'''

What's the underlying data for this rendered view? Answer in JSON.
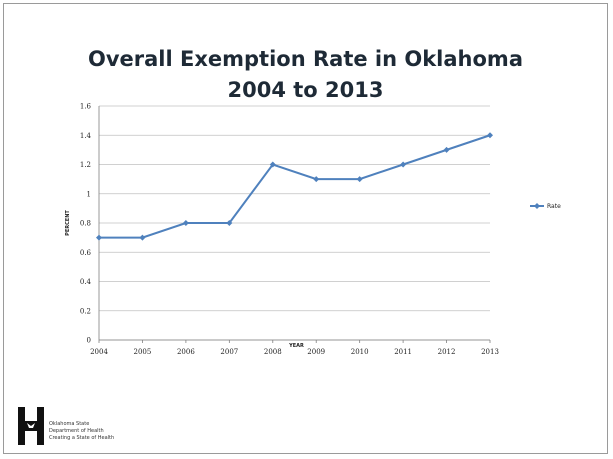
{
  "chart_data": {
    "type": "line",
    "title_lines": [
      "Overall Exemption Rate in Oklahoma",
      "2004 to 2013"
    ],
    "xlabel": "YEAR",
    "ylabel": "PERCENT",
    "categories": [
      "2004",
      "2005",
      "2006",
      "2007",
      "2008",
      "2009",
      "2010",
      "2011",
      "2012",
      "2013"
    ],
    "series": [
      {
        "name": "Rate",
        "values": [
          0.7,
          0.7,
          0.8,
          0.8,
          1.2,
          1.1,
          1.1,
          1.2,
          1.3,
          1.4
        ]
      }
    ],
    "ylim": [
      0,
      1.6
    ],
    "yticks": [
      "0",
      "0.2",
      "0.4",
      "0.6",
      "0.8",
      "1",
      "1.2",
      "1.4",
      "1.6"
    ],
    "grid": "horizontal",
    "legend_position": "right",
    "colors": {
      "line": "#4f81bd",
      "grid": "#c0c0c0",
      "axis": "#808080"
    }
  },
  "footer": {
    "logo_icon": "oklahoma-state-department-of-health-logo",
    "logo_lines": [
      "Oklahoma State",
      "Department of Health",
      "Creating a State of Health"
    ]
  }
}
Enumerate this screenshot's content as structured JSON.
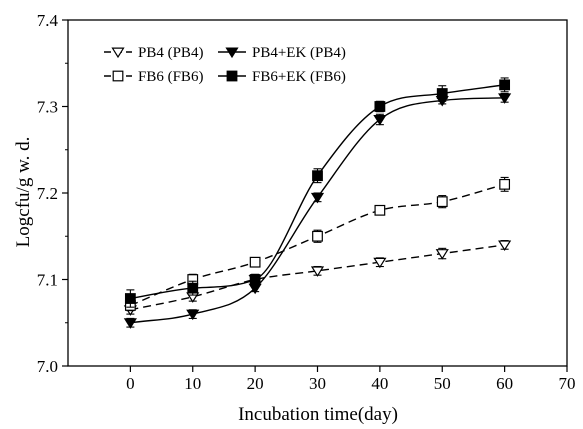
{
  "chart_data": {
    "type": "line",
    "title": "",
    "xlabel": "Incubation time(day)",
    "ylabel": "Logcfu/g w. d.",
    "xlim": [
      -10,
      70
    ],
    "ylim": [
      7.0,
      7.4
    ],
    "xticks": [
      "0",
      "10",
      "20",
      "30",
      "40",
      "50",
      "60",
      "70"
    ],
    "yticks": [
      "7.0",
      "7.1",
      "7.2",
      "7.3",
      "7.4"
    ],
    "grid": false,
    "legend_position": "top-left",
    "x": [
      0,
      10,
      20,
      30,
      40,
      50,
      60
    ],
    "series": [
      {
        "name": "PB4 (PB4)",
        "line_style": "dashed",
        "marker": "triangle-down-open",
        "values": [
          7.065,
          7.08,
          7.1,
          7.11,
          7.12,
          7.13,
          7.14
        ],
        "errors": [
          0.005,
          0.005,
          0.005,
          0.005,
          0.005,
          0.006,
          0.005
        ]
      },
      {
        "name": "PB4+EK (PB4)",
        "line_style": "solid",
        "marker": "triangle-down-filled",
        "values": [
          7.05,
          7.06,
          7.09,
          7.195,
          7.285,
          7.307,
          7.31
        ],
        "errors": [
          0.005,
          0.005,
          0.004,
          0.005,
          0.006,
          0.004,
          0.005
        ]
      },
      {
        "name": "FB6 (FB6)",
        "line_style": "dashed",
        "marker": "square-open",
        "values": [
          7.07,
          7.1,
          7.12,
          7.15,
          7.18,
          7.19,
          7.21
        ],
        "errors": [
          0.006,
          0.006,
          0.005,
          0.007,
          0.005,
          0.007,
          0.008
        ]
      },
      {
        "name": "FB6+EK (FB6)",
        "line_style": "solid",
        "marker": "square-filled",
        "values": [
          7.078,
          7.09,
          7.1,
          7.22,
          7.3,
          7.315,
          7.325
        ],
        "errors": [
          0.01,
          0.008,
          0.006,
          0.008,
          0.006,
          0.009,
          0.008
        ]
      }
    ]
  }
}
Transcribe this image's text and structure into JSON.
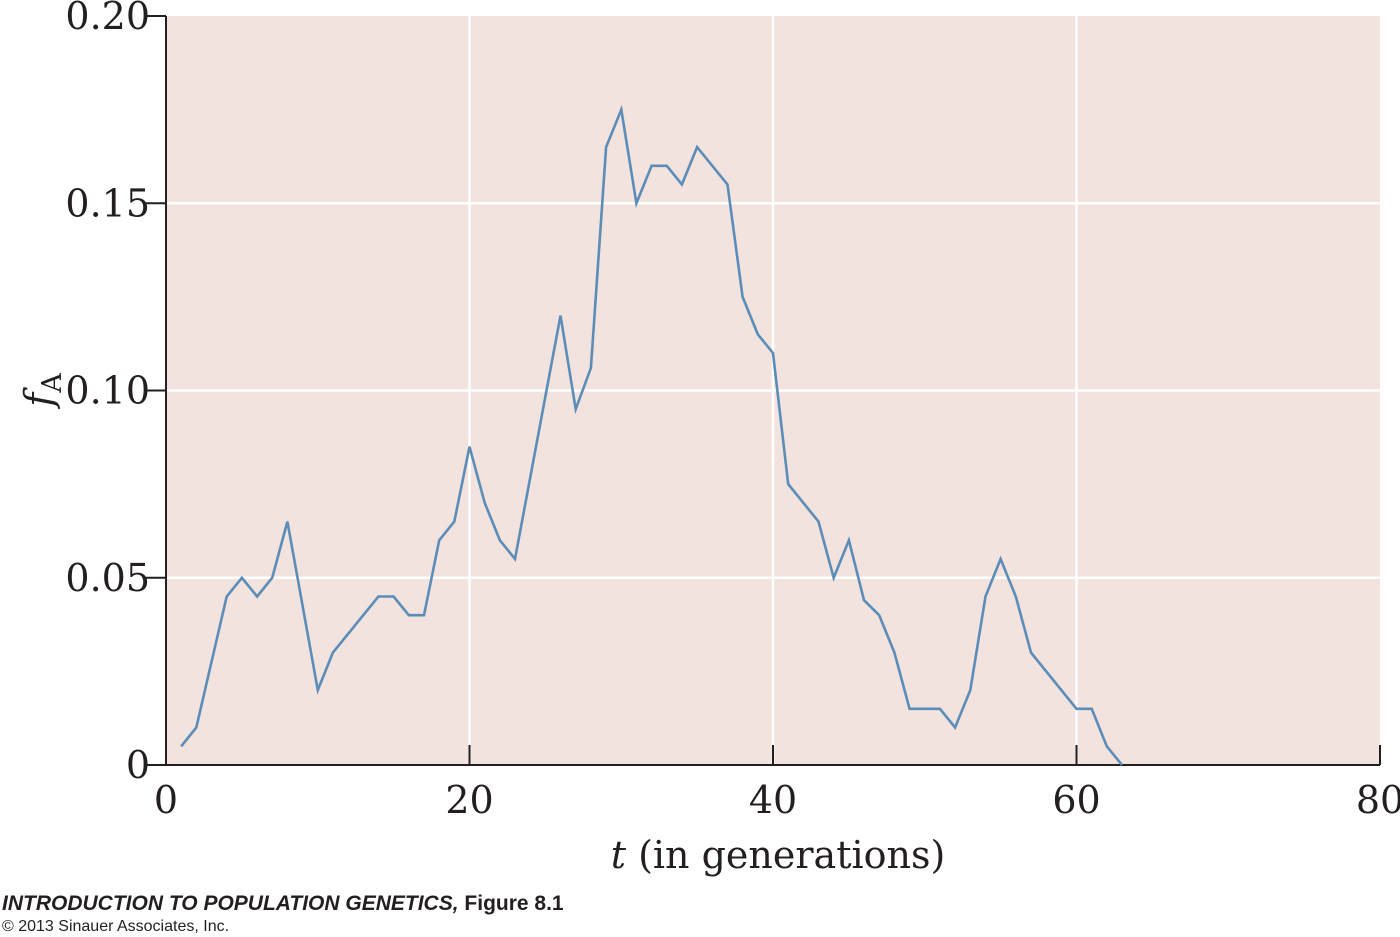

'''

● **Stated goal**: Reproduce all entries exactly. Pictures do not belong in the copy.

● **Expected answer**:
What's the underlying data for this rendered view? Answer in JSON.
{
  "chart_data": {
    "type": "line",
    "title_lines": [
      "Overall Exemption Rate in Oklahoma",
      "2004 to 2013"
    ],
    "xlabel": "YEAR",
    "ylabel": "PERCENT",
    "categories": [
      "2004",
      "2005",
      "2006",
      "2007",
      "2008",
      "2009",
      "2010",
      "2011",
      "2012",
      "2013"
    ],
    "series": [
      {
        "name": "Rate",
        "values": [
          0.7,
          0.7,
          0.8,
          0.8,
          1.2,
          1.1,
          1.1,
          1.2,
          1.3,
          1.4
        ]
      }
    ],
    "ylim": [
      0,
      1.6
    ],
    "yticks": [
      "0",
      "0.2",
      "0.4",
      "0.6",
      "0.8",
      "1",
      "1.2",
      "1.4",
      "1.6"
    ],
    "grid": "horizontal",
    "legend_position": "right",
    "colors": {
      "line": "#4f81bd",
      "grid": "#c0c0c0",
      "axis": "#808080"
    }
  },
  "footer": {
    "logo_icon": "oklahoma-state-department-of-health-logo",
    "logo_lines": [
      "Oklahoma State",
      "Department of Health",
      "Creating a State of Health"
    ]
  }
}
Enumerate this screenshot's content as structured JSON.
{
  "chart_data": {
    "type": "line",
    "title": "",
    "xlabel": "Incubation time(day)",
    "ylabel": "Logcfu/g w. d.",
    "xlim": [
      -10,
      70
    ],
    "ylim": [
      7.0,
      7.4
    ],
    "xticks": [
      "0",
      "10",
      "20",
      "30",
      "40",
      "50",
      "60",
      "70"
    ],
    "yticks": [
      "7.0",
      "7.1",
      "7.2",
      "7.3",
      "7.4"
    ],
    "grid": false,
    "legend_position": "top-left",
    "x": [
      0,
      10,
      20,
      30,
      40,
      50,
      60
    ],
    "series": [
      {
        "name": "PB4 (PB4)",
        "line_style": "dashed",
        "marker": "triangle-down-open",
        "values": [
          7.065,
          7.08,
          7.1,
          7.11,
          7.12,
          7.13,
          7.14
        ],
        "errors": [
          0.005,
          0.005,
          0.005,
          0.005,
          0.005,
          0.006,
          0.005
        ]
      },
      {
        "name": "PB4+EK (PB4)",
        "line_style": "solid",
        "marker": "triangle-down-filled",
        "values": [
          7.05,
          7.06,
          7.09,
          7.195,
          7.285,
          7.307,
          7.31
        ],
        "errors": [
          0.005,
          0.005,
          0.004,
          0.005,
          0.006,
          0.004,
          0.005
        ]
      },
      {
        "name": "FB6 (FB6)",
        "line_style": "dashed",
        "marker": "square-open",
        "values": [
          7.07,
          7.1,
          7.12,
          7.15,
          7.18,
          7.19,
          7.21
        ],
        "errors": [
          0.006,
          0.006,
          0.005,
          0.007,
          0.005,
          0.007,
          0.008
        ]
      },
      {
        "name": "FB6+EK (FB6)",
        "line_style": "solid",
        "marker": "square-filled",
        "values": [
          7.078,
          7.09,
          7.1,
          7.22,
          7.3,
          7.315,
          7.325
        ],
        "errors": [
          0.01,
          0.008,
          0.006,
          0.008,
          0.006,
          0.009,
          0.008
        ]
      }
    ]
  }
}
Transcribe this image's text and structure into JSON.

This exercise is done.